Document passage
Felonious - where there is incontrovertible evidence it comes down to taste. I'm not sure how I feel about the principle, but I am bothered by the practice, precisely because there are some many cases (and just a handful is many where capital punishment is concerned) where for one reason or another things have gone wrong.

Referring to the thesis posted above - it's a dynamite issue but many will insist that race plays a role in sentencing. If we admit that it does, and even if we insist that it is not conscious then we open ourselves to the charge that human falibility is not up to scratch on this decision.

Stepping away from race, in one of the cases I cite above Agricola tells me on THR that Bentley was acquitted partly because the judge misdirected the jury on a point of law. This raises two issues in my mind - one, that the slightest misdirection or error (such as the one in charby's post where an appeal was registered a day late) should not determine whether a man lives or dies. And secondly, because these errors exist the time scales involved are phenomenal.

Task instructions
A) Rewrite the paragraph of the capital punishment passage that begins "Stepping away from race" as a short bulleted list that keeps its main facts.
B) Extend the capital punishment passage with a few sentences that pick up after its final line.
These rows were drawn from a separate source.

Records of where elements appear

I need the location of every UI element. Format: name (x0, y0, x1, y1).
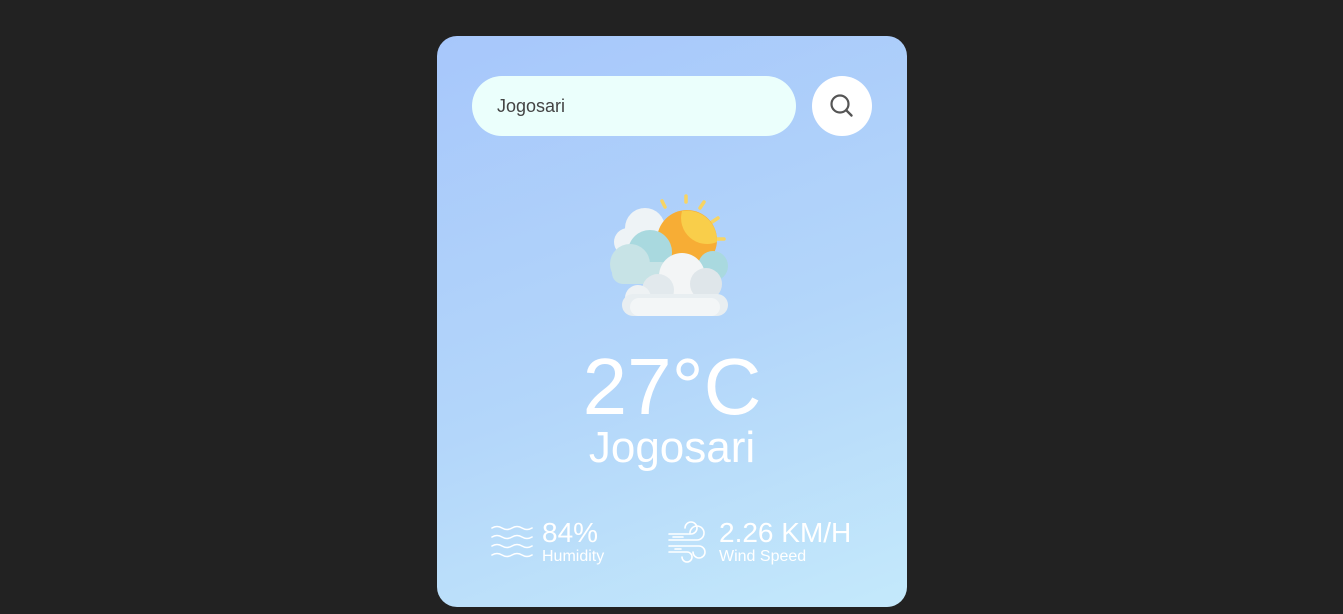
wind-label: Wind Speed (719, 548, 807, 565)
humidity-label: Humidity (542, 548, 605, 565)
humidity-text: 84% Humidity (542, 518, 604, 566)
temperature: 27°C (582, 342, 762, 431)
city-name: Jogosari (588, 423, 756, 472)
weather-card: 27°C Jogosari 84% Humidity (437, 36, 907, 607)
wind-value: 2.26 KM/H (719, 517, 852, 548)
wind-detail: 2.26 KM/H Wind Speed (667, 518, 851, 566)
search-button[interactable] (812, 76, 872, 136)
wind-text: 2.26 KM/H Wind Speed (719, 518, 851, 566)
wind-icon (667, 520, 711, 564)
humidity-value: 84% (542, 517, 599, 548)
city-search-input[interactable] (472, 76, 796, 136)
search-icon (829, 93, 855, 119)
humidity-waves-icon (490, 520, 534, 564)
humidity-detail: 84% Humidity (490, 518, 604, 566)
partly-cloudy-icon (600, 186, 745, 316)
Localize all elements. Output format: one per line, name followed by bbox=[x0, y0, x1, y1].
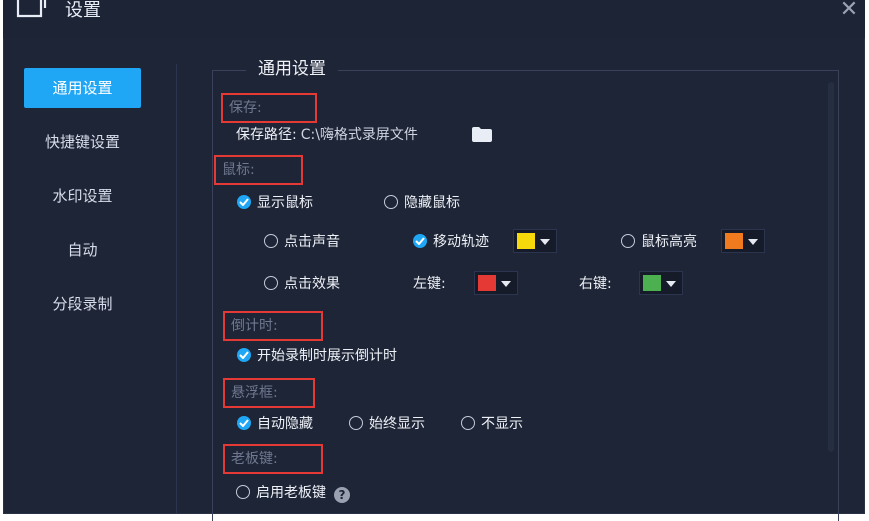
dropdown-arrow-icon bbox=[501, 281, 511, 287]
dropdown-arrow-icon bbox=[666, 281, 676, 287]
show-cursor-label: 显示鼠标 bbox=[257, 195, 313, 211]
radio-icon bbox=[621, 234, 635, 248]
cursor-highlight-option[interactable]: 鼠标高亮 bbox=[621, 232, 697, 252]
left-button-color-picker[interactable] bbox=[474, 271, 518, 295]
auto-hide-option[interactable]: 自动隐藏 bbox=[237, 414, 313, 434]
sidebar-item-auto[interactable]: 自动 bbox=[24, 230, 141, 270]
enable-boss-key-label: 启用老板键 bbox=[256, 485, 326, 501]
radio-icon bbox=[236, 485, 250, 499]
no-show-option[interactable]: 不显示 bbox=[461, 414, 523, 434]
hide-cursor-label: 隐藏鼠标 bbox=[404, 195, 460, 211]
always-show-option[interactable]: 始终显示 bbox=[349, 414, 425, 434]
show-countdown-option[interactable]: 开始录制时展示倒计时 bbox=[237, 346, 397, 366]
left-button-color-swatch bbox=[478, 275, 496, 291]
checked-icon bbox=[413, 234, 427, 248]
sidebar-item-general[interactable]: 通用设置 bbox=[24, 68, 141, 108]
app-icon bbox=[16, 0, 47, 18]
save-path-value: C:\嗨格式录屏文件 bbox=[300, 127, 418, 143]
close-icon[interactable]: ✕ bbox=[839, 0, 859, 21]
radio-icon bbox=[264, 276, 278, 290]
move-track-color-picker[interactable] bbox=[513, 229, 557, 253]
radio-icon bbox=[264, 234, 278, 248]
always-show-label: 始终显示 bbox=[369, 416, 425, 432]
auto-hide-label: 自动隐藏 bbox=[257, 416, 313, 432]
title-bar: 设置 ✕ bbox=[3, 0, 865, 38]
right-button-color-picker[interactable] bbox=[639, 271, 683, 295]
boss-key-header-label: 老板键: bbox=[231, 451, 278, 467]
click-effect-option[interactable]: 点击效果 bbox=[264, 274, 340, 294]
radio-icon bbox=[461, 416, 475, 430]
checked-icon bbox=[237, 348, 251, 362]
settings-sidebar: 通用设置 快捷键设置 水印设置 自动 分段录制 bbox=[3, 38, 179, 514]
panel-scrollbar[interactable] bbox=[828, 82, 834, 452]
dropdown-arrow-icon bbox=[748, 239, 758, 245]
right-button-label: 右键: bbox=[579, 276, 612, 292]
move-track-label: 移动轨迹 bbox=[433, 234, 489, 250]
checked-icon bbox=[237, 416, 251, 430]
click-sound-label: 点击声音 bbox=[284, 234, 340, 250]
save-header-label: 保存: bbox=[229, 100, 262, 116]
dropdown-arrow-icon bbox=[540, 239, 550, 245]
mouse-section-header: 鼠标: bbox=[214, 155, 303, 185]
panel-title: 通用设置 bbox=[246, 57, 338, 81]
sidebar-item-segment-record[interactable]: 分段录制 bbox=[24, 284, 141, 324]
boss-key-section-header: 老板键: bbox=[223, 444, 323, 474]
countdown-header-label: 倒计时: bbox=[231, 318, 278, 334]
help-icon[interactable]: ? bbox=[334, 487, 350, 503]
folder-icon[interactable] bbox=[472, 127, 492, 142]
right-button-color-swatch bbox=[643, 275, 661, 291]
no-show-label: 不显示 bbox=[481, 416, 523, 432]
move-track-color-swatch bbox=[517, 233, 535, 249]
float-box-header-label: 悬浮框: bbox=[231, 385, 278, 401]
hide-cursor-option[interactable]: 隐藏鼠标 bbox=[384, 193, 460, 213]
sidebar-item-shortcuts[interactable]: 快捷键设置 bbox=[24, 122, 141, 162]
radio-icon bbox=[384, 195, 398, 209]
sidebar-item-watermark[interactable]: 水印设置 bbox=[24, 176, 141, 216]
save-section-header: 保存: bbox=[221, 93, 317, 123]
checked-icon bbox=[237, 195, 251, 209]
cursor-highlight-label: 鼠标高亮 bbox=[641, 234, 697, 250]
show-countdown-label: 开始录制时展示倒计时 bbox=[257, 348, 397, 364]
enable-boss-key-option[interactable]: 启用老板键? bbox=[236, 483, 350, 503]
float-box-section-header: 悬浮框: bbox=[223, 378, 315, 408]
save-path-row: 保存路径: C:\嗨格式录屏文件 bbox=[236, 125, 418, 145]
click-effect-label: 点击效果 bbox=[284, 276, 340, 292]
left-button-label: 左键: bbox=[413, 276, 446, 292]
highlight-color-swatch bbox=[725, 233, 743, 249]
show-cursor-option[interactable]: 显示鼠标 bbox=[237, 193, 313, 213]
click-sound-option[interactable]: 点击声音 bbox=[264, 232, 340, 252]
window-title: 设置 bbox=[65, 0, 101, 21]
settings-window: 设置 ✕ 通用设置 快捷键设置 水印设置 自动 分段录制 通用设置 保存: 保存… bbox=[3, 0, 865, 521]
countdown-section-header: 倒计时: bbox=[223, 311, 323, 341]
highlight-color-picker[interactable] bbox=[721, 229, 765, 253]
save-path-label: 保存路径: bbox=[236, 127, 297, 143]
radio-icon bbox=[349, 416, 363, 430]
sidebar-divider bbox=[176, 64, 177, 514]
mouse-header-label: 鼠标: bbox=[222, 162, 255, 178]
move-track-option[interactable]: 移动轨迹 bbox=[413, 232, 489, 252]
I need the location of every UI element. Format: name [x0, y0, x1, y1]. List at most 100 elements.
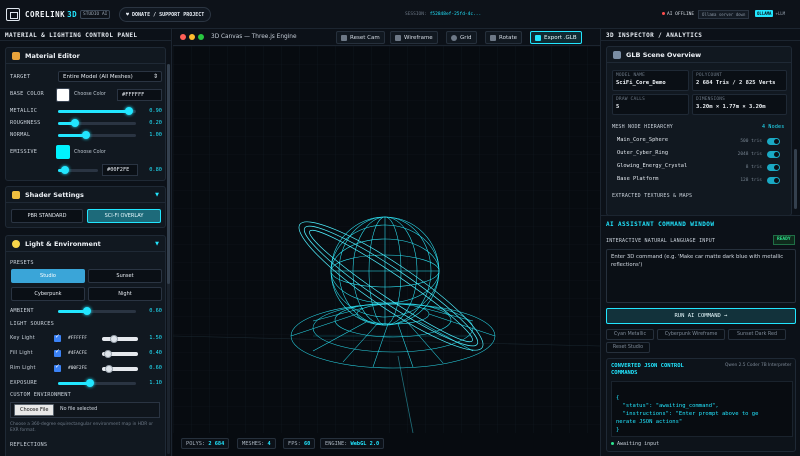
exposure-label: EXPOSURE	[10, 380, 38, 386]
preset-studio[interactable]: Studio	[11, 269, 85, 283]
right-scrollbar[interactable]	[794, 149, 797, 209]
wireframe-button[interactable]: Wireframe	[390, 31, 438, 44]
run-ai-command-button[interactable]: RUN AI COMMAND →	[606, 308, 796, 324]
lightning-icon	[12, 190, 20, 199]
polycount-field: POLYCOUNT 2 684 Tris / 2 825 Verts	[692, 70, 787, 91]
preset-chip-cyan-metallic[interactable]: Cyan Metallic	[606, 329, 654, 340]
roughness-value: 0.20	[149, 120, 162, 126]
preset-chip-sunset-dark-red[interactable]: Sunset Dark Red	[728, 329, 786, 340]
select-arrow-icon: ⇕	[152, 73, 158, 80]
canvas-status-bar: POLYS: 2 684 MESHES: 4 FPS: 60 ENGINE: W…	[173, 433, 600, 456]
emissive-color-choose[interactable]: Choose Color	[74, 150, 106, 155]
roughness-label: ROUGHNESS	[10, 120, 41, 126]
emissive-hex-input[interactable]: #00F2FE	[102, 164, 138, 176]
interpreter-model: Qwen 2.5 Coder 7B Interpreter	[725, 363, 792, 368]
window-close-icon[interactable]	[180, 34, 186, 40]
scifi-overlay-option[interactable]: SCI-FI OVERLAY	[87, 209, 161, 223]
ai-status: AI OFFLINE	[662, 12, 694, 17]
reflections-label: REFLECTIONS	[10, 442, 48, 448]
glb-overview-card: GLB Scene Overview MODEL NAME SciFi_Core_…	[606, 46, 792, 216]
preset-sunset[interactable]: Sunset	[88, 269, 162, 283]
hierarchy-label: MESH NODE HIERARCHY	[612, 124, 673, 130]
textures-label: EXTRACTED TEXTURES & MAPS	[612, 193, 693, 199]
ambient-label: AMBIENT	[10, 308, 34, 314]
donate-button[interactable]: ♥ DONATE / SUPPORT PROJECT	[119, 7, 212, 22]
reset-cam-button[interactable]: Reset Cam	[336, 31, 385, 44]
polys-stat: POLYS: 2 684	[181, 438, 230, 449]
fill-light-slider[interactable]	[102, 350, 138, 358]
preset-night[interactable]: Night	[88, 287, 162, 301]
json-output-card: CONVERTED JSON CONTROL COMMANDS Qwen 2.5…	[606, 358, 796, 452]
rim-light-checkbox[interactable]	[54, 363, 61, 372]
status-dot-icon	[611, 442, 614, 445]
mesh-node[interactable]: Outer_Cyber_Ring 2048 tris	[617, 150, 784, 161]
3d-viewport[interactable]	[173, 46, 600, 434]
metallic-slider[interactable]	[58, 107, 136, 115]
emissive-color-swatch[interactable]	[56, 145, 70, 159]
mesh-node[interactable]: Glowing_Energy_Crystal 8 tris	[617, 163, 784, 174]
target-select[interactable]: Entire Model (All Meshes) ⇕	[58, 71, 162, 82]
exposure-slider[interactable]	[58, 379, 136, 387]
export-glb-button[interactable]: Export .GLB	[530, 31, 582, 44]
chart-icon	[613, 50, 621, 59]
left-panel-title: MATERIAL & LIGHTING CONTROL PANEL	[0, 29, 171, 41]
window-minimize-icon[interactable]	[189, 34, 195, 40]
emissive-slider[interactable]	[58, 166, 98, 174]
window-maximize-icon[interactable]	[198, 34, 204, 40]
ambient-slider[interactable]	[58, 307, 136, 315]
presets-label: PRESETS	[10, 260, 34, 266]
choose-file-button[interactable]: Choose File	[14, 404, 55, 416]
bulb-icon	[12, 239, 20, 248]
rotate-button[interactable]: Rotate	[485, 31, 523, 44]
key-light-slider[interactable]	[102, 335, 138, 343]
rotate-icon	[490, 34, 496, 41]
base-color-choose[interactable]: Choose Color	[74, 92, 106, 97]
material-editor-header[interactable]: Material Editor	[6, 48, 165, 64]
export-icon	[535, 34, 541, 41]
pbr-standard-option[interactable]: PBR STANDARD	[11, 209, 83, 223]
grid-icon	[451, 34, 457, 41]
exposure-value: 1.10	[149, 380, 162, 386]
visibility-toggle[interactable]	[767, 138, 780, 145]
shader-settings-card: Shader Settings ▼ PBR STANDARD SCI-FI OV…	[5, 186, 166, 228]
left-panel-scrollbar[interactable]	[167, 64, 170, 454]
cube-logo-icon	[6, 8, 20, 21]
light-environment-header[interactable]: Light & Environment ▼	[6, 236, 165, 252]
command-textarea[interactable]: Enter 3D command (e.g. 'Make car matte d…	[606, 249, 796, 303]
grid-button[interactable]: Grid	[446, 31, 477, 44]
visibility-toggle[interactable]	[767, 151, 780, 158]
key-light-label: Key Light	[10, 335, 35, 341]
glb-overview-header: GLB Scene Overview	[607, 47, 791, 63]
shader-settings-header[interactable]: Shader Settings ▼	[6, 187, 165, 203]
canvas-toolbar: 3D Canvas — Three.js Engine Reset Cam Wi…	[173, 29, 600, 46]
preset-chip-reset-studio[interactable]: Reset Studio	[606, 342, 650, 353]
key-light-checkbox[interactable]	[54, 333, 61, 342]
scene-render	[173, 46, 600, 434]
preset-cyberpunk[interactable]: Cyberpunk	[11, 287, 85, 301]
canvas-area: 3D Canvas — Three.js Engine Reset Cam Wi…	[173, 29, 600, 456]
preset-chip-cyberpunk-wireframe[interactable]: Cyberpunk Wireframe	[657, 329, 725, 340]
custom-environment-label: CUSTOM ENVIRONMENT	[10, 392, 72, 398]
normal-slider[interactable]	[58, 131, 136, 139]
light-sources-label: LIGHT SOURCES	[10, 321, 55, 327]
metallic-label: METALLIC	[10, 108, 38, 114]
rim-light-hex: #00F2FE	[68, 366, 87, 371]
draw-calls-field: DRAW CALLS 5	[612, 94, 689, 115]
normal-value: 1.00	[149, 132, 162, 138]
meshes-stat: MESHES: 4	[237, 438, 276, 449]
visibility-toggle[interactable]	[767, 177, 780, 184]
llm-mode-toggle[interactable]: OLLAMA +LLM	[755, 10, 785, 17]
assistant-title: AI ASSISTANT COMMAND WINDOW	[606, 221, 715, 228]
rim-light-slider[interactable]	[102, 365, 138, 373]
left-panel: MATERIAL & LIGHTING CONTROL PANEL Materi…	[0, 29, 172, 456]
mesh-node[interactable]: Base Platform 128 tris	[617, 176, 784, 187]
rim-light-label: Rim Light	[10, 365, 36, 371]
base-color-hex-input[interactable]: #FFFFFF	[117, 89, 162, 101]
studio-badge: STUDIO AI	[80, 10, 111, 19]
roughness-slider[interactable]	[58, 119, 136, 127]
mesh-node[interactable]: Main_Core_Sphere 500 tris	[617, 137, 784, 148]
visibility-toggle[interactable]	[767, 164, 780, 171]
fill-light-checkbox[interactable]	[54, 348, 61, 357]
chevron-down-icon: ▼	[155, 191, 159, 198]
base-color-swatch[interactable]	[56, 88, 70, 102]
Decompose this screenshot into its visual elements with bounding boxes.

Exercise responses
A)
- Agricola says on THR that Bentley, in one of the cases cited earlier, was acquitted partly because the judge misdirected the jury on a point of law.
- First issue: the slightest misdirection or error, such as the appeal in charby's post that was registered a day late, should not determine whether a man lives or dies.
- Second issue: because these errors exist, the time scales involved are phenomenal.

B)
I suppose I should declare that I come from the school of thought that it is better to let guilty men go free than ever lock up an innocent man, so posthumous acquittals sit very uncomfortably with an fleeting feelings of support for capital punishment that I may entertain. Deterrent? Possibly, don't know. Not sure that the risks entailed are worth it though.

Would an abolitionist ever stand a chance running for Gov. of Texas? Genuine question, I'm trying to get a feeling for what it is that support for capital punishment is built upon, and what it is that continues to stand solid despite any concerns that I hope to have highlighted above.

On the subject of the thesis that charby posted - there is the claim that the death penalty costs California $90m annually, I read elsewhere that Cali carries out sentence on only 1% of those condemned. True? Lack of political will or worse?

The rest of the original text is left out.